[Dataset records]
----------------

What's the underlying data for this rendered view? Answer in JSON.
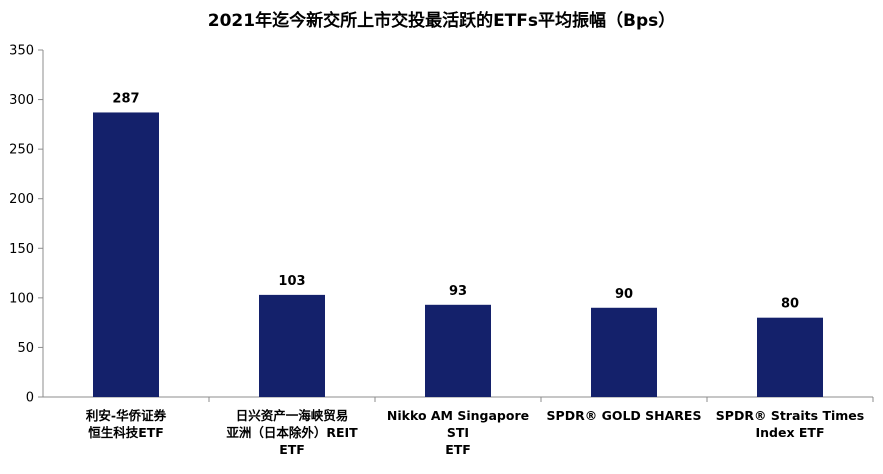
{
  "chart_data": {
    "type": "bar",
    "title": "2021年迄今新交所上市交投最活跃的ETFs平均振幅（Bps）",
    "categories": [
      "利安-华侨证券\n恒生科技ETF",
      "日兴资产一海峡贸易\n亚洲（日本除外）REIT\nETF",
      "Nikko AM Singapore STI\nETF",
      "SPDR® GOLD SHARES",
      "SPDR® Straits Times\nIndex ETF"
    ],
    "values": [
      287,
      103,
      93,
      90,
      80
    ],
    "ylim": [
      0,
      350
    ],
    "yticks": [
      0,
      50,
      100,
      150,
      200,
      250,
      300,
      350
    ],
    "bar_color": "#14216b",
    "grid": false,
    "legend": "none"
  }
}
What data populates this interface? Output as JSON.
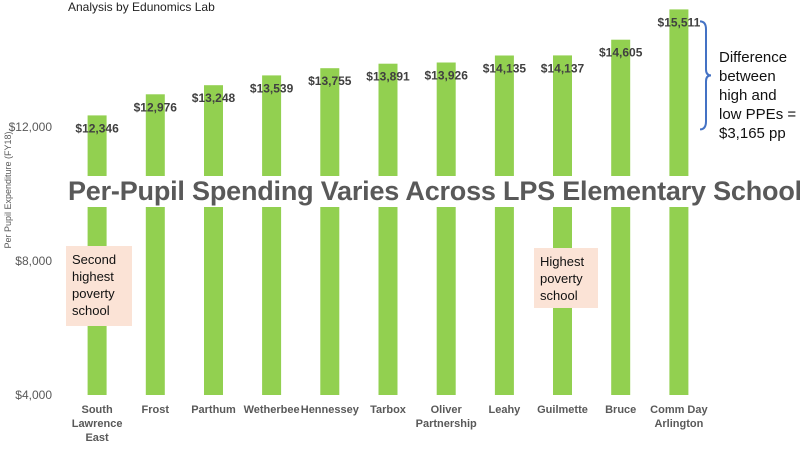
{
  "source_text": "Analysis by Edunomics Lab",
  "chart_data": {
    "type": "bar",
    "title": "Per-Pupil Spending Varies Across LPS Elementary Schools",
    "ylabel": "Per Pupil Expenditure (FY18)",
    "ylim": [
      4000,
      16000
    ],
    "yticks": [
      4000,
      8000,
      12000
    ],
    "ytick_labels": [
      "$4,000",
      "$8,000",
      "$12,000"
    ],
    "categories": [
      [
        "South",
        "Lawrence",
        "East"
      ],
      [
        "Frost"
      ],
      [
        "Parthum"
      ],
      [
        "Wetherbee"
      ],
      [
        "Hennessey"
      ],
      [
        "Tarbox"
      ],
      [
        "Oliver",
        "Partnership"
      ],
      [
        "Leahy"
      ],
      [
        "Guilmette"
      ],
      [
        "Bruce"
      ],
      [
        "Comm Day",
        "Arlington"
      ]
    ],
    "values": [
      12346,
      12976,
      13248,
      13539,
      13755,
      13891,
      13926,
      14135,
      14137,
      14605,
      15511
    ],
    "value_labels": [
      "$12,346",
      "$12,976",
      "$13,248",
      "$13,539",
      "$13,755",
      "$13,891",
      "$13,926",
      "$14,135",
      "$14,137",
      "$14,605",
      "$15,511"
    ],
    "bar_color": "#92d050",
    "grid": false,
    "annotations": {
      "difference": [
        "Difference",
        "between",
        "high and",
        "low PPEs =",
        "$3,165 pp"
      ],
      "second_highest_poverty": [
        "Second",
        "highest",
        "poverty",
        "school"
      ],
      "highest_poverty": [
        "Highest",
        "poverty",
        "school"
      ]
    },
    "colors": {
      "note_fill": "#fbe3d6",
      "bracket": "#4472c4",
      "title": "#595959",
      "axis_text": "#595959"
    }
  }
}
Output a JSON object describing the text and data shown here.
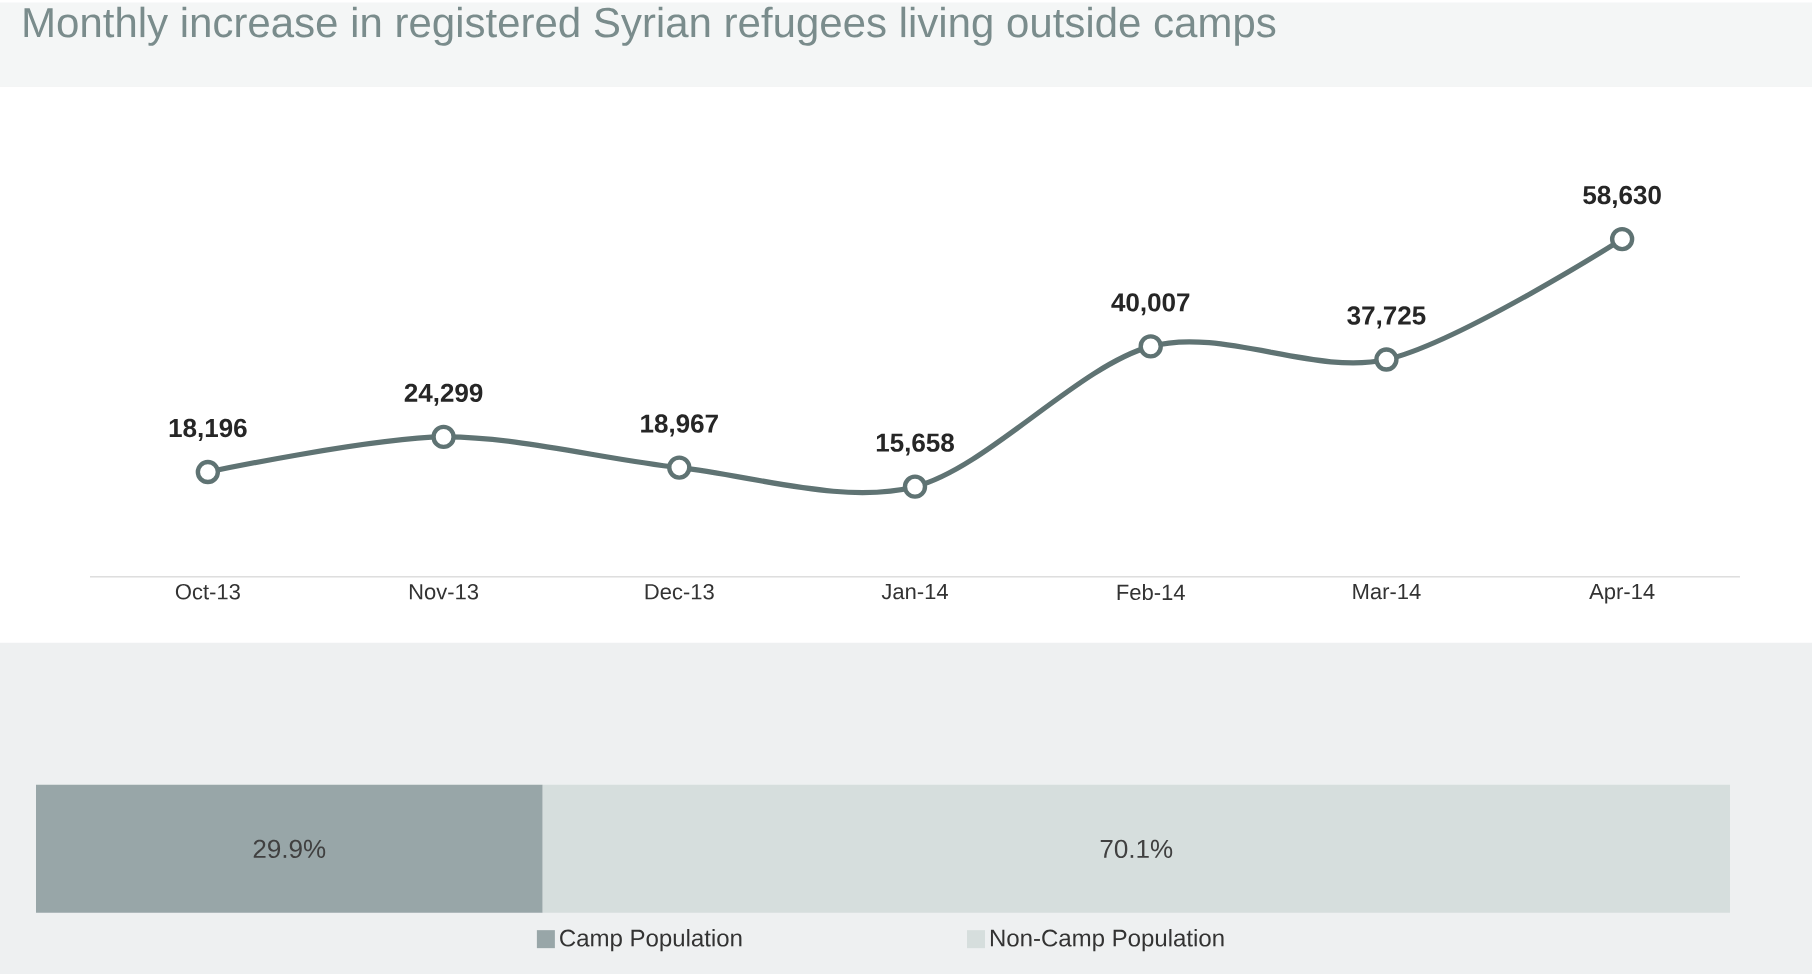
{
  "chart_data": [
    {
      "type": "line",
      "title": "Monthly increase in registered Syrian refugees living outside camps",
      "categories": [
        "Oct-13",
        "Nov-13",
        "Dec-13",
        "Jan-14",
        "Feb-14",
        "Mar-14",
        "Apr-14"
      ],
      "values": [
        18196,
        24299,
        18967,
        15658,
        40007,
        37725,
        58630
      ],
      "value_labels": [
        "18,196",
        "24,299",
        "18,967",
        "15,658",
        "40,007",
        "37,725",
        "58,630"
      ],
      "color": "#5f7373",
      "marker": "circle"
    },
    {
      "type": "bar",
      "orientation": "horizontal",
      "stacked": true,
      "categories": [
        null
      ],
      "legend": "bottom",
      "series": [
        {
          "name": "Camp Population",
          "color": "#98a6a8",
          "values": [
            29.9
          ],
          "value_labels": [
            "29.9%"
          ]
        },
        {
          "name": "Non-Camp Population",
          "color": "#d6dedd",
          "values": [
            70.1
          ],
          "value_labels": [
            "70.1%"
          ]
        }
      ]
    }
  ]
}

----------------

--- THE TASK ---
Without the pictures, return the entries exactly as they appear.

--- TASK RESPONSE ---
What's the underlying data for this rendered view? Answer in JSON.
{
  "chart_data": {
    "type": "bar",
    "title": "2021年迄今新交所上市交投最活跃的ETFs平均振幅（Bps）",
    "categories": [
      "利安-华侨证券\n恒生科技ETF",
      "日兴资产一海峡贸易\n亚洲（日本除外）REIT\nETF",
      "Nikko AM Singapore STI\nETF",
      "SPDR® GOLD SHARES",
      "SPDR® Straits Times\nIndex ETF"
    ],
    "values": [
      287,
      103,
      93,
      90,
      80
    ],
    "ylim": [
      0,
      350
    ],
    "yticks": [
      0,
      50,
      100,
      150,
      200,
      250,
      300,
      350
    ],
    "bar_color": "#14216b",
    "grid": false,
    "legend": "none"
  }
}
What data populates this interface? Output as JSON.
{
  "source_text": "Analysis by Edunomics Lab",
  "chart_data": {
    "type": "bar",
    "title": "Per-Pupil Spending Varies Across LPS Elementary Schools",
    "ylabel": "Per Pupil Expenditure (FY18)",
    "ylim": [
      4000,
      16000
    ],
    "yticks": [
      4000,
      8000,
      12000
    ],
    "ytick_labels": [
      "$4,000",
      "$8,000",
      "$12,000"
    ],
    "categories": [
      [
        "South",
        "Lawrence",
        "East"
      ],
      [
        "Frost"
      ],
      [
        "Parthum"
      ],
      [
        "Wetherbee"
      ],
      [
        "Hennessey"
      ],
      [
        "Tarbox"
      ],
      [
        "Oliver",
        "Partnership"
      ],
      [
        "Leahy"
      ],
      [
        "Guilmette"
      ],
      [
        "Bruce"
      ],
      [
        "Comm Day",
        "Arlington"
      ]
    ],
    "values": [
      12346,
      12976,
      13248,
      13539,
      13755,
      13891,
      13926,
      14135,
      14137,
      14605,
      15511
    ],
    "value_labels": [
      "$12,346",
      "$12,976",
      "$13,248",
      "$13,539",
      "$13,755",
      "$13,891",
      "$13,926",
      "$14,135",
      "$14,137",
      "$14,605",
      "$15,511"
    ],
    "bar_color": "#92d050",
    "grid": false,
    "annotations": {
      "difference": [
        "Difference",
        "between",
        "high and",
        "low PPEs =",
        "$3,165 pp"
      ],
      "second_highest_poverty": [
        "Second",
        "highest",
        "poverty",
        "school"
      ],
      "highest_poverty": [
        "Highest",
        "poverty",
        "school"
      ]
    },
    "colors": {
      "note_fill": "#fbe3d6",
      "bracket": "#4472c4",
      "title": "#595959",
      "axis_text": "#595959"
    }
  }
}
Output a JSON object describing the text and data shown here.
{
  "chart_data": [
    {
      "type": "line",
      "title": "Monthly increase in registered Syrian refugees living outside camps",
      "categories": [
        "Oct-13",
        "Nov-13",
        "Dec-13",
        "Jan-14",
        "Feb-14",
        "Mar-14",
        "Apr-14"
      ],
      "values": [
        18196,
        24299,
        18967,
        15658,
        40007,
        37725,
        58630
      ],
      "value_labels": [
        "18,196",
        "24,299",
        "18,967",
        "15,658",
        "40,007",
        "37,725",
        "58,630"
      ],
      "color": "#5f7373",
      "marker": "circle"
    },
    {
      "type": "bar",
      "orientation": "horizontal",
      "stacked": true,
      "categories": [
        null
      ],
      "legend": "bottom",
      "series": [
        {
          "name": "Camp Population",
          "color": "#98a6a8",
          "values": [
            29.9
          ],
          "value_labels": [
            "29.9%"
          ]
        },
        {
          "name": "Non-Camp Population",
          "color": "#d6dedd",
          "values": [
            70.1
          ],
          "value_labels": [
            "70.1%"
          ]
        }
      ]
    }
  ]
}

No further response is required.